YOUR OBJECTIVE:
Go through the listing beneath this task and return every line that carries the string "pars".

## START INPUT RECORDS

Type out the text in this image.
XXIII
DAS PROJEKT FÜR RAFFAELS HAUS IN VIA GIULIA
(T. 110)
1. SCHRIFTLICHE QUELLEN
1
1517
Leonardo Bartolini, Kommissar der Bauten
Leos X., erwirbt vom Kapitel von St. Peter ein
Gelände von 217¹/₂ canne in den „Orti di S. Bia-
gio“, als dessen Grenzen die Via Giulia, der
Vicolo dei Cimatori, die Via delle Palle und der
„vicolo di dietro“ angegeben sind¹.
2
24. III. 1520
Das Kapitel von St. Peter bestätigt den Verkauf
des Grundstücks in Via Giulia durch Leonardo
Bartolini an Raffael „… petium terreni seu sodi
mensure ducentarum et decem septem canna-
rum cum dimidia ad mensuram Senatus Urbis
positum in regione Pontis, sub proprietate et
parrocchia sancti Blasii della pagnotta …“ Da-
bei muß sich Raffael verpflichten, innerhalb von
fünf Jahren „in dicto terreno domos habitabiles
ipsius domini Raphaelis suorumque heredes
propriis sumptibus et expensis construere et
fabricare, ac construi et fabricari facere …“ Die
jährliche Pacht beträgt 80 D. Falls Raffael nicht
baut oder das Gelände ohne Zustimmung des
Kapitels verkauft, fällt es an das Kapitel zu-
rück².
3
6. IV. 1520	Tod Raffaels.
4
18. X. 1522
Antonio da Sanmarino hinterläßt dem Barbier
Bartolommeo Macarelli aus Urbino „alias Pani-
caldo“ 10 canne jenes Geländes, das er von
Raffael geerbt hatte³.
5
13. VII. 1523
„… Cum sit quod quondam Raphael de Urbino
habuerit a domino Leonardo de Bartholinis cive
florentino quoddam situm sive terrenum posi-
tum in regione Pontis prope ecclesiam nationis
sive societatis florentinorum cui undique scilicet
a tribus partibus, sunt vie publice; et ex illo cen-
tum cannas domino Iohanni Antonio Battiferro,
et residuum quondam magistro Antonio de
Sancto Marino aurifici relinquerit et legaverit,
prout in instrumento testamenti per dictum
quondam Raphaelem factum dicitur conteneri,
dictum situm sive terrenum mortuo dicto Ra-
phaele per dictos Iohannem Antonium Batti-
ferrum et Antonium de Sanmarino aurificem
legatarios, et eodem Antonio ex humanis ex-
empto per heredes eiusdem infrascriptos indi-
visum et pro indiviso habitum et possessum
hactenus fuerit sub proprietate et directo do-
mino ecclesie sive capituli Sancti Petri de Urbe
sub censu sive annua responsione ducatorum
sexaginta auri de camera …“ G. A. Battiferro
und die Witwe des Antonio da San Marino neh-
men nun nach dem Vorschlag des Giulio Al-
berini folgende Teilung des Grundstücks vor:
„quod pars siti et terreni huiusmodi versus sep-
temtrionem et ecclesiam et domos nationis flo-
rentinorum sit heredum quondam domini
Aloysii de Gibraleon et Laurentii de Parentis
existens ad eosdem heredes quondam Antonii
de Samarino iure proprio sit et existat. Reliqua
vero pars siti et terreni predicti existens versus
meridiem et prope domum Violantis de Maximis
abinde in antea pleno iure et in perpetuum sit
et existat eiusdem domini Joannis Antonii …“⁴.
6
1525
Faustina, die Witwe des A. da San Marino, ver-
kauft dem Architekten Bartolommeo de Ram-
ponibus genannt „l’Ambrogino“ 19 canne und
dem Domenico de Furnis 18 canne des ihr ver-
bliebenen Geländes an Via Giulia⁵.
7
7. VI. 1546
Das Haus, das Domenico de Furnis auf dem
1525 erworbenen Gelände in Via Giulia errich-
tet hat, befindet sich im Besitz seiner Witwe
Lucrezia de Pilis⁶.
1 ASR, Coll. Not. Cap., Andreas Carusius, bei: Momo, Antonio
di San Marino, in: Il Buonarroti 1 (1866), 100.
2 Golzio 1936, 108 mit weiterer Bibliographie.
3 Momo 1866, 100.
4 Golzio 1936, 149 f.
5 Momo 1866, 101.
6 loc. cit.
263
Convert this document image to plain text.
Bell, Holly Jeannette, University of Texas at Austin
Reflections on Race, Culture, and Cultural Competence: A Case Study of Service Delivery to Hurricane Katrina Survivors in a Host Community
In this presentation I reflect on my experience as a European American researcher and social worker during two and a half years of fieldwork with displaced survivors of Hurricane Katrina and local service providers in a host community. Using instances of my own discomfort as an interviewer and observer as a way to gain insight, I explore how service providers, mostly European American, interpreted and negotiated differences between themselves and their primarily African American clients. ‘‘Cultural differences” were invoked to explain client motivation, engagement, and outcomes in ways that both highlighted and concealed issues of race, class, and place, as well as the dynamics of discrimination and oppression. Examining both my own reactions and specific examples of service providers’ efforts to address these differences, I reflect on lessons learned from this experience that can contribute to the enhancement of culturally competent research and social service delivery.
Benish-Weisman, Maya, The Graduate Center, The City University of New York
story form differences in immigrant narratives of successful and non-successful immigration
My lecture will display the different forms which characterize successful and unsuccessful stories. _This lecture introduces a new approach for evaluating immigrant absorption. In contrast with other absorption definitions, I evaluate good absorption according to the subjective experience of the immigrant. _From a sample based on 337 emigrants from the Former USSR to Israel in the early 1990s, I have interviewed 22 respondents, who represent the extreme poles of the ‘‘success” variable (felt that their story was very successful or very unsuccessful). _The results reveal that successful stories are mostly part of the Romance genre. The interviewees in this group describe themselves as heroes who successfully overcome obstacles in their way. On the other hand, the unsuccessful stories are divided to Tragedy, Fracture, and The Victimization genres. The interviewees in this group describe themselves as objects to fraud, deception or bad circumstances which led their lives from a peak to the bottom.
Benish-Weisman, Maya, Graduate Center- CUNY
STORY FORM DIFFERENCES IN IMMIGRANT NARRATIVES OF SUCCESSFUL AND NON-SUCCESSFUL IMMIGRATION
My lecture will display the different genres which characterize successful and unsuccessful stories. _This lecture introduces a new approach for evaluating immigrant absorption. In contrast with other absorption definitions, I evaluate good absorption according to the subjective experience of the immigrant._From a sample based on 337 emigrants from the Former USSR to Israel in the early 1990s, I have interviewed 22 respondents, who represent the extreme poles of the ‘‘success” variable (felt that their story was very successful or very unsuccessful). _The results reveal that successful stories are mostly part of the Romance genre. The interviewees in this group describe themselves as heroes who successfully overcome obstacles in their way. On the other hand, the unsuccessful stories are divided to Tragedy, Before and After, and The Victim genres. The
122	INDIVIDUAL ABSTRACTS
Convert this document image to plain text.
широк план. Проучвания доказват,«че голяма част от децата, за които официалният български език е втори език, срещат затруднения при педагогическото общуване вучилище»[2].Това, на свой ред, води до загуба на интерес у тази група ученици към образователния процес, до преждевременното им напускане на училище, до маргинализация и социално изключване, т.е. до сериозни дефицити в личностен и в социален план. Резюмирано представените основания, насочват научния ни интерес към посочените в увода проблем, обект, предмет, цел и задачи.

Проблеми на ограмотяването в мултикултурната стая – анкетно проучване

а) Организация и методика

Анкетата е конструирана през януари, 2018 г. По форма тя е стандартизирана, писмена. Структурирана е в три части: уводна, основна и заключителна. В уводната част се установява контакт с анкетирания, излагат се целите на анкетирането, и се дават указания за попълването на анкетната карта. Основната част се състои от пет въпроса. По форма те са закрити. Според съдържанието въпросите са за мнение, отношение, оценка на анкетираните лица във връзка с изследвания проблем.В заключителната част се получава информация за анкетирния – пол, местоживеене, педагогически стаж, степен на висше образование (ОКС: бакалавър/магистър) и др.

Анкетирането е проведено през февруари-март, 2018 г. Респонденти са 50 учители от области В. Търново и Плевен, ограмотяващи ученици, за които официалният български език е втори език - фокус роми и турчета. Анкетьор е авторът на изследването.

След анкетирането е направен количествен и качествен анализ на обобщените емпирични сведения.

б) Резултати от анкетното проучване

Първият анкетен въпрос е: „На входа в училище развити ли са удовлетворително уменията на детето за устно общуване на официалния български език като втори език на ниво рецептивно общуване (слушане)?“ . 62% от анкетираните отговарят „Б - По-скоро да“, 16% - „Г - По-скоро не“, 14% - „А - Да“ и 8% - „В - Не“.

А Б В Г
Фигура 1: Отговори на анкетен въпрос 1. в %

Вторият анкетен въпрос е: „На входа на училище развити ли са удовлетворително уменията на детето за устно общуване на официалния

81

## END INPUT RECORDS

THE ANSWER:
„quod pars siti et terreni huiusmodi versus sep-
vero pars siti et terreni predicti existens versus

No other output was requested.